====== Data provided

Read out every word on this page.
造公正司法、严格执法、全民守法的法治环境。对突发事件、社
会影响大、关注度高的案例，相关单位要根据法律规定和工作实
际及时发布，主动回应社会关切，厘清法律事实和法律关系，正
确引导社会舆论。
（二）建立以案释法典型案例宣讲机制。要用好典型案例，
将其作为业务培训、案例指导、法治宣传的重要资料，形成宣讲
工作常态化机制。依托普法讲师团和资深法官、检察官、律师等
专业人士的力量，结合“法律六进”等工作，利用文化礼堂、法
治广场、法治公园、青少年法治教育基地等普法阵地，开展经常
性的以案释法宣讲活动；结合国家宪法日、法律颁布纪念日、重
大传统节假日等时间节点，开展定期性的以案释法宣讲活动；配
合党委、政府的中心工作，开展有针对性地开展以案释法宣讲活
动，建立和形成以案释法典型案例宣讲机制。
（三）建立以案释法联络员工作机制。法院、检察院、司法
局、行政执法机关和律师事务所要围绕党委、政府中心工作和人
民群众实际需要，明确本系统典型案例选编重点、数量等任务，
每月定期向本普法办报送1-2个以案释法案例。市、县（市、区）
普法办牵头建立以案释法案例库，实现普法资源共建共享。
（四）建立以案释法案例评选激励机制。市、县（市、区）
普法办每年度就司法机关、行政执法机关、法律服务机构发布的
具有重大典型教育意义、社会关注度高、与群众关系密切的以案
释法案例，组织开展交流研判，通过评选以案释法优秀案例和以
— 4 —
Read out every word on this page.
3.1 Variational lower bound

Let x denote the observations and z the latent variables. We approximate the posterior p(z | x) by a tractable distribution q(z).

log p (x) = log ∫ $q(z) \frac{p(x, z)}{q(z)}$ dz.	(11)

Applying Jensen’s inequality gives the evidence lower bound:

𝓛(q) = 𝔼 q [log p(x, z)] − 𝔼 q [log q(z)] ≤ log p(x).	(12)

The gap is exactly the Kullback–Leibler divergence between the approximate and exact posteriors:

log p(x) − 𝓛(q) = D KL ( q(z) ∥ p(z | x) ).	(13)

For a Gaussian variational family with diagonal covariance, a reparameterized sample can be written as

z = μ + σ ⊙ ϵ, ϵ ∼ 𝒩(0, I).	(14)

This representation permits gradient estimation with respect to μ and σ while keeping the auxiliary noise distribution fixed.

============
====== Data provided

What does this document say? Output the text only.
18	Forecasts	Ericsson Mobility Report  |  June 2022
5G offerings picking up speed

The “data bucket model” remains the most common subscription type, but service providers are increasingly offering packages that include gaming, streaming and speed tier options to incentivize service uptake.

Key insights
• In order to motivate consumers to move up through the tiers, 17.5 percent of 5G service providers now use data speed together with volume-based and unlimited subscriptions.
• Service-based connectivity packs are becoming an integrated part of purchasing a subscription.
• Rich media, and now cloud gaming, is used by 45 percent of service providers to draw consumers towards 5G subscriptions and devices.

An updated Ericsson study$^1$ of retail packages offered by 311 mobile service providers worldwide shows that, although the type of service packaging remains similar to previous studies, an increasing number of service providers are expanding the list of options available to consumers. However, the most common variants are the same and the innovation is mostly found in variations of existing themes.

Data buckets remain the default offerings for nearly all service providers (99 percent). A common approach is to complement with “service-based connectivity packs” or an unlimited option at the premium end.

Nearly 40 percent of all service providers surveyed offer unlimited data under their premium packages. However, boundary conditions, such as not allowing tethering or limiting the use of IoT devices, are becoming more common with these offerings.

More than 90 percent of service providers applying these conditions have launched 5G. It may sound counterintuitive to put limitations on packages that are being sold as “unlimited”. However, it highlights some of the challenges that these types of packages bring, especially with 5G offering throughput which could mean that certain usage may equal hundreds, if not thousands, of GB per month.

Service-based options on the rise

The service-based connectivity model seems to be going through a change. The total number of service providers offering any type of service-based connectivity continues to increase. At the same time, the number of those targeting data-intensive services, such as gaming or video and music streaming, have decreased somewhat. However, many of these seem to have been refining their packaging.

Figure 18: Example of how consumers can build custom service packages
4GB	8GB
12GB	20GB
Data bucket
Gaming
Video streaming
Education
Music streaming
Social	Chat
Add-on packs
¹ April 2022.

============
====== Data provided

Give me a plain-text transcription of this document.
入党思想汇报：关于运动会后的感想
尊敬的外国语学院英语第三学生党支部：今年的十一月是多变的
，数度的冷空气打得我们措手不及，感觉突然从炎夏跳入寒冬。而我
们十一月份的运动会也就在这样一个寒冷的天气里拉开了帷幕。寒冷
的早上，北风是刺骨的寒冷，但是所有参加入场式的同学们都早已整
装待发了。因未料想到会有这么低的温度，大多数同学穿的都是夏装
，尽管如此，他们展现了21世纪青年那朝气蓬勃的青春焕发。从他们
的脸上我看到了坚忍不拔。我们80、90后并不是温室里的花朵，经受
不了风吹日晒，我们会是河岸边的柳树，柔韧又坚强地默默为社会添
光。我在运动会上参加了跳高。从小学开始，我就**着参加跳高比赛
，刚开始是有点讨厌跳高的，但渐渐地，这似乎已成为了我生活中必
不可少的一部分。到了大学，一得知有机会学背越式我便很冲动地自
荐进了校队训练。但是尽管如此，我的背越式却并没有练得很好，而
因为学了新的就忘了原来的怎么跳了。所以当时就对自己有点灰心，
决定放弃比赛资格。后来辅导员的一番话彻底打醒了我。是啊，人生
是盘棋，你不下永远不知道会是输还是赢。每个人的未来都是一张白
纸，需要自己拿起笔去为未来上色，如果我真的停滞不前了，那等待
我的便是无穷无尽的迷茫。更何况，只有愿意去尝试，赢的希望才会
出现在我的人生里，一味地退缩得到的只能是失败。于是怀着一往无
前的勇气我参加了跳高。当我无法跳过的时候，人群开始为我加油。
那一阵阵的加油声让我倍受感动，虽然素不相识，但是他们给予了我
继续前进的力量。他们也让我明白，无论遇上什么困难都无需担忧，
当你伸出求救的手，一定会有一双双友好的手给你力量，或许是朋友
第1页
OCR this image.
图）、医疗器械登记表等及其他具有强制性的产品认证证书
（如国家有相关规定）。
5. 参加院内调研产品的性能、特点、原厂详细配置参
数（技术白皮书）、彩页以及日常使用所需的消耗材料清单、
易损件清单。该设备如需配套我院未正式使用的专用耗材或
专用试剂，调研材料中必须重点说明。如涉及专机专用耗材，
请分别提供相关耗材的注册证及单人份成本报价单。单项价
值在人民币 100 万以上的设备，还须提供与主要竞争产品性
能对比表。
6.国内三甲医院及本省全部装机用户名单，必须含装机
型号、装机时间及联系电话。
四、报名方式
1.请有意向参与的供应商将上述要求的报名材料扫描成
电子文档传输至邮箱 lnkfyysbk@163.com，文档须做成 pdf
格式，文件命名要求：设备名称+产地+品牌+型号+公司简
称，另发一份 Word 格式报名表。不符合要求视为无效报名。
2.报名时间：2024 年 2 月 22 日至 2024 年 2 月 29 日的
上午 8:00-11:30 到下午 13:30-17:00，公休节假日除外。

============

Find how many lines of the material carry the string "speed". Only the number should be in the answer.

3